Challenge >>
Reproduce all lines of the listing below in which the word "Morale" occurs.

[Saved entries]
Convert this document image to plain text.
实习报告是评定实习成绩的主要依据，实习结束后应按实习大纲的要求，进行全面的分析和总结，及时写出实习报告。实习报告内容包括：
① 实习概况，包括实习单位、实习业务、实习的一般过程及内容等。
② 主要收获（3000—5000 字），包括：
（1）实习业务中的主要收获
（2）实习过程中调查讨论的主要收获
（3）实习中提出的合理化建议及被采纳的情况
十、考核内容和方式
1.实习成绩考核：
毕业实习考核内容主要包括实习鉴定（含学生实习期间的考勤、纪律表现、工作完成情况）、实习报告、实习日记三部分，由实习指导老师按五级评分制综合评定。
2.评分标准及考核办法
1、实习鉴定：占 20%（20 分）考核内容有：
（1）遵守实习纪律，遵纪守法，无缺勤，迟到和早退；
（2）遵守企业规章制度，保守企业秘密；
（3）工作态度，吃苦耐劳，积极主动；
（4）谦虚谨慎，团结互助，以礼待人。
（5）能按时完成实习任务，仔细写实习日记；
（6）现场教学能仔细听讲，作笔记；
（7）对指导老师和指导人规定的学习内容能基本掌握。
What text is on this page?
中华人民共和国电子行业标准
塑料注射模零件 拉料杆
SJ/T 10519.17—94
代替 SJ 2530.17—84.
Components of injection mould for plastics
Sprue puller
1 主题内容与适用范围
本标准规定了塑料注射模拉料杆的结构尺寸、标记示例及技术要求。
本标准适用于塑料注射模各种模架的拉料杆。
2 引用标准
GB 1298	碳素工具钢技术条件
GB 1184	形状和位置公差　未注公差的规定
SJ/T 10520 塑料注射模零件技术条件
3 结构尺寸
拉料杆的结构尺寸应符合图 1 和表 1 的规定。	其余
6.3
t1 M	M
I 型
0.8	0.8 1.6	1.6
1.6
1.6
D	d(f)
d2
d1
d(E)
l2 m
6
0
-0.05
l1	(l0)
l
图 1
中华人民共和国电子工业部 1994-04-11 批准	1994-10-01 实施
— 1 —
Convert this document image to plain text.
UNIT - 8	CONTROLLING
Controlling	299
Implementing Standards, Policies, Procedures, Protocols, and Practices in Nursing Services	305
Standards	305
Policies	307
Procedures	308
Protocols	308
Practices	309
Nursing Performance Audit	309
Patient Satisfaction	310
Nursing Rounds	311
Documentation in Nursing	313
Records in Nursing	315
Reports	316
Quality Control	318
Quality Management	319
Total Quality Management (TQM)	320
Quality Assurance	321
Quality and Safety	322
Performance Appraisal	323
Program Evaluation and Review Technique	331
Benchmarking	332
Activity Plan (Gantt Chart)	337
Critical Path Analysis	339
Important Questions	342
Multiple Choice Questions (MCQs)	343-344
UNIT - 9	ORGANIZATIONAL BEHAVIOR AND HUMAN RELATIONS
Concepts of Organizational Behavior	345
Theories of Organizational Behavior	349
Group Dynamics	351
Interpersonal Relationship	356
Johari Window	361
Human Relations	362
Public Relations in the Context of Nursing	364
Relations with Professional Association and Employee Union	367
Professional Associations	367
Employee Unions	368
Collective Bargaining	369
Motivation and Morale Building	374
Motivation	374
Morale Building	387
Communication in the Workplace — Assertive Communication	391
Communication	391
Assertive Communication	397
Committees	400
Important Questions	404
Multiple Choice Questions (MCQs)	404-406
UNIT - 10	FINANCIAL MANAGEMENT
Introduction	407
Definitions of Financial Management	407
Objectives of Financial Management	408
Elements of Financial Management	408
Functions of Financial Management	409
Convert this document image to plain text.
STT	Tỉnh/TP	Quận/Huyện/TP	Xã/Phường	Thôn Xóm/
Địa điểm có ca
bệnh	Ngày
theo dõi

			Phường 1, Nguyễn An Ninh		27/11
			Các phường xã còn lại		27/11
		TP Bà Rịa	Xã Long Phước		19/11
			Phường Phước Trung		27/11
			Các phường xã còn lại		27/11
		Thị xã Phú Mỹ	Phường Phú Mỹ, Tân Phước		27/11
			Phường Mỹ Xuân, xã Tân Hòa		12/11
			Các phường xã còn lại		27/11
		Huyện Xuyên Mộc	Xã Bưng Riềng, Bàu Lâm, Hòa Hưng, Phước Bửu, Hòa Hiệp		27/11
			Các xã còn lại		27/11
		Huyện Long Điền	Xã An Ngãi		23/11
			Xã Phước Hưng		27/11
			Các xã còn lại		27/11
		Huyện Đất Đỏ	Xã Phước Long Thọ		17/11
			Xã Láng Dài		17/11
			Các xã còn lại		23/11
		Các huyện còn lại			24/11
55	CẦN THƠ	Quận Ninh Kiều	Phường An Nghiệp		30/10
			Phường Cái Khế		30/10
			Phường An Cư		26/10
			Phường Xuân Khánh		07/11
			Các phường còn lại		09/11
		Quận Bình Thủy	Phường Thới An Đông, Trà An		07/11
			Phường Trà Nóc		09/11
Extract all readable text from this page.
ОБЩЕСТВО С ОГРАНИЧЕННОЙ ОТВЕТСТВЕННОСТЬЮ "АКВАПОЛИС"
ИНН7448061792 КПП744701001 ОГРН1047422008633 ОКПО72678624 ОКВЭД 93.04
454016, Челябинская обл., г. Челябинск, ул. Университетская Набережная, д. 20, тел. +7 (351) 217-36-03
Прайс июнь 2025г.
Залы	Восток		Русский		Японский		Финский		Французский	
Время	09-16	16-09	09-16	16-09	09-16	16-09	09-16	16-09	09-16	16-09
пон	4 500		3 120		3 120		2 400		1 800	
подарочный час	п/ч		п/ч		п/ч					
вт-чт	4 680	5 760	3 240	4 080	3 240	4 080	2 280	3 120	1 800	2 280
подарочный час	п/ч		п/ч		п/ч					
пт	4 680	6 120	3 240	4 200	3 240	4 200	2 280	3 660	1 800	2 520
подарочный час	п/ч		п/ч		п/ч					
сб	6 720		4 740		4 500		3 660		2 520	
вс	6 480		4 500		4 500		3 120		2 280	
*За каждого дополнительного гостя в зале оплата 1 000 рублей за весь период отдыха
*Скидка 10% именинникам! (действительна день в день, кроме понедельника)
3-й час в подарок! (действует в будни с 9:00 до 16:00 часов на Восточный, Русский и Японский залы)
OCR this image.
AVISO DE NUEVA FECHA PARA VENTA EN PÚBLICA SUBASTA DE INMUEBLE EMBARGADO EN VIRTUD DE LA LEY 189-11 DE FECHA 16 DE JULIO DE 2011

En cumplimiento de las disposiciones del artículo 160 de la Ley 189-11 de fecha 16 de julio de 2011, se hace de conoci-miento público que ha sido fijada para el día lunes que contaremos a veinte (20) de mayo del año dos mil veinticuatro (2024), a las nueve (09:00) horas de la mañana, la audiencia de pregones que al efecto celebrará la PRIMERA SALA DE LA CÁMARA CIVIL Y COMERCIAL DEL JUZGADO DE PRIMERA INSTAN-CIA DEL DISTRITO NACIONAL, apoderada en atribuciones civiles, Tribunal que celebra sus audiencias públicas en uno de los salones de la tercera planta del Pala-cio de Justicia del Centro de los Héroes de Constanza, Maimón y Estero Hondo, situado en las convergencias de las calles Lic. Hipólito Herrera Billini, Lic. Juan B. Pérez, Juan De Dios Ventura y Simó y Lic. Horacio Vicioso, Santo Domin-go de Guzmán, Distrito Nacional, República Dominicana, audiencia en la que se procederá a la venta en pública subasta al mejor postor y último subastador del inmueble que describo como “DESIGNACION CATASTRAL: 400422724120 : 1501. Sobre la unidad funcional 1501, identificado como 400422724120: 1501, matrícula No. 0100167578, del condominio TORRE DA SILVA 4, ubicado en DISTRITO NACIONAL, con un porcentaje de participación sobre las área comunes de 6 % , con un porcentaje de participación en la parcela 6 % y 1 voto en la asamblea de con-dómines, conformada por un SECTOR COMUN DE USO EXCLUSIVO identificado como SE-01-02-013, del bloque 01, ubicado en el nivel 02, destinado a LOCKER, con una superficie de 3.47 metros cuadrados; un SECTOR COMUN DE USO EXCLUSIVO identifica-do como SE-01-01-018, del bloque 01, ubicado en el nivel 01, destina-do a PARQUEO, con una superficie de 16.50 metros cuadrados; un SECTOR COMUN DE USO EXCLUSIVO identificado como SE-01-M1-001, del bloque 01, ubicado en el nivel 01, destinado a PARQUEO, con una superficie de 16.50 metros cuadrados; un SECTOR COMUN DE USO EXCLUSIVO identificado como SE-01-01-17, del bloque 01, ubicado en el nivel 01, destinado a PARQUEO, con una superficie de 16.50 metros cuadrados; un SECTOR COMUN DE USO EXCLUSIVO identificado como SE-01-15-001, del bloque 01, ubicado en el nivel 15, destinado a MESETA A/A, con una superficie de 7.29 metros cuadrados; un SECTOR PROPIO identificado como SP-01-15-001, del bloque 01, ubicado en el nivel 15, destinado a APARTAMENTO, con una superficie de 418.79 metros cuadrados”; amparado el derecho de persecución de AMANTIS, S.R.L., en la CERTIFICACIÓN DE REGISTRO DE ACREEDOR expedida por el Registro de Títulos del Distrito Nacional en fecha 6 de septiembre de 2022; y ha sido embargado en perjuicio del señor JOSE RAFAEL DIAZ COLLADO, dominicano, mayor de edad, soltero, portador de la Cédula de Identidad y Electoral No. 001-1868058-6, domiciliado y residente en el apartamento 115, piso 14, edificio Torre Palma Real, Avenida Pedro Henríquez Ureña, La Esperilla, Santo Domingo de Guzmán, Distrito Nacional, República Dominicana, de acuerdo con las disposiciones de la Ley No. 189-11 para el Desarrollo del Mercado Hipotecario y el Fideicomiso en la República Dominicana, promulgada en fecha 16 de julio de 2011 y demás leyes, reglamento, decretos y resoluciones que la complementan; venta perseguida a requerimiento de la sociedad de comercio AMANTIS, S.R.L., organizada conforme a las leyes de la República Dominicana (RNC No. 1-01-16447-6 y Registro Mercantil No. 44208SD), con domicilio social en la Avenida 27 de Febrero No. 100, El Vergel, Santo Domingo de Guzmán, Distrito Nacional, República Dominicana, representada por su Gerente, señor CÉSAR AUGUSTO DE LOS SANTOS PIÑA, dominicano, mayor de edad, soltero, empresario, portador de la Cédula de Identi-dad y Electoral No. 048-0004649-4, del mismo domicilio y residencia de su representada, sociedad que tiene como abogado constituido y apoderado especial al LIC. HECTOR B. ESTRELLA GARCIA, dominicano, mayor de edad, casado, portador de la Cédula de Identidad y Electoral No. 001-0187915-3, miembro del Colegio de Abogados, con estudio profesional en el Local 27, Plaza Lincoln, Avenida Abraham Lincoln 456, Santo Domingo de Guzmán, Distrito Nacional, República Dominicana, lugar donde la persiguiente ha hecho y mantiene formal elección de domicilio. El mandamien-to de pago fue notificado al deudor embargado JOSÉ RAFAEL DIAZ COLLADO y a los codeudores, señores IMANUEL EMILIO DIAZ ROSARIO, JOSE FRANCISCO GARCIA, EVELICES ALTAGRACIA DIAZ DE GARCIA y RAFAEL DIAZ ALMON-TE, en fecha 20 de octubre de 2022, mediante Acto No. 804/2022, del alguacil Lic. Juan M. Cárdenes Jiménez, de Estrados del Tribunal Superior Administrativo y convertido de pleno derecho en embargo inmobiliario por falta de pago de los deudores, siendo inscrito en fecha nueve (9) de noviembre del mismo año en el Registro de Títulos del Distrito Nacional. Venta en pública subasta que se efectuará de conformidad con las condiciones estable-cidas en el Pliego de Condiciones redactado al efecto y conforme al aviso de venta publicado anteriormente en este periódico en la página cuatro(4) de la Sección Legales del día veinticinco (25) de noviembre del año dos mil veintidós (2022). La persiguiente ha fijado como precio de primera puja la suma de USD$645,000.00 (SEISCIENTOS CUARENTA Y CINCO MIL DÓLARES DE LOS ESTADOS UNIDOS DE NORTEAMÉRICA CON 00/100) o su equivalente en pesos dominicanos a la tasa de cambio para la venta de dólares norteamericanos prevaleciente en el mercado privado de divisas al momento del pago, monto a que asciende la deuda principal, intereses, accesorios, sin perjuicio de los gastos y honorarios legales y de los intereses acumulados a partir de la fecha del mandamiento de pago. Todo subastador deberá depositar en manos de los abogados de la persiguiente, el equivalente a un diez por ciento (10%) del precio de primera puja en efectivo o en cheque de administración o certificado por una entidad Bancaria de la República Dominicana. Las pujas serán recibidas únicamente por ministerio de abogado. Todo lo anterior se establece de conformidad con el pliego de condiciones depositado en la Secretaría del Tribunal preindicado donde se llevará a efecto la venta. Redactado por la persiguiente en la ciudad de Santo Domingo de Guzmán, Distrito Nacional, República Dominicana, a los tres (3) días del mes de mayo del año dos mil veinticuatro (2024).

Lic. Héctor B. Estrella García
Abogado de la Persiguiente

Problem solution >>
Motivation and Morale Building	374
Morale Building	387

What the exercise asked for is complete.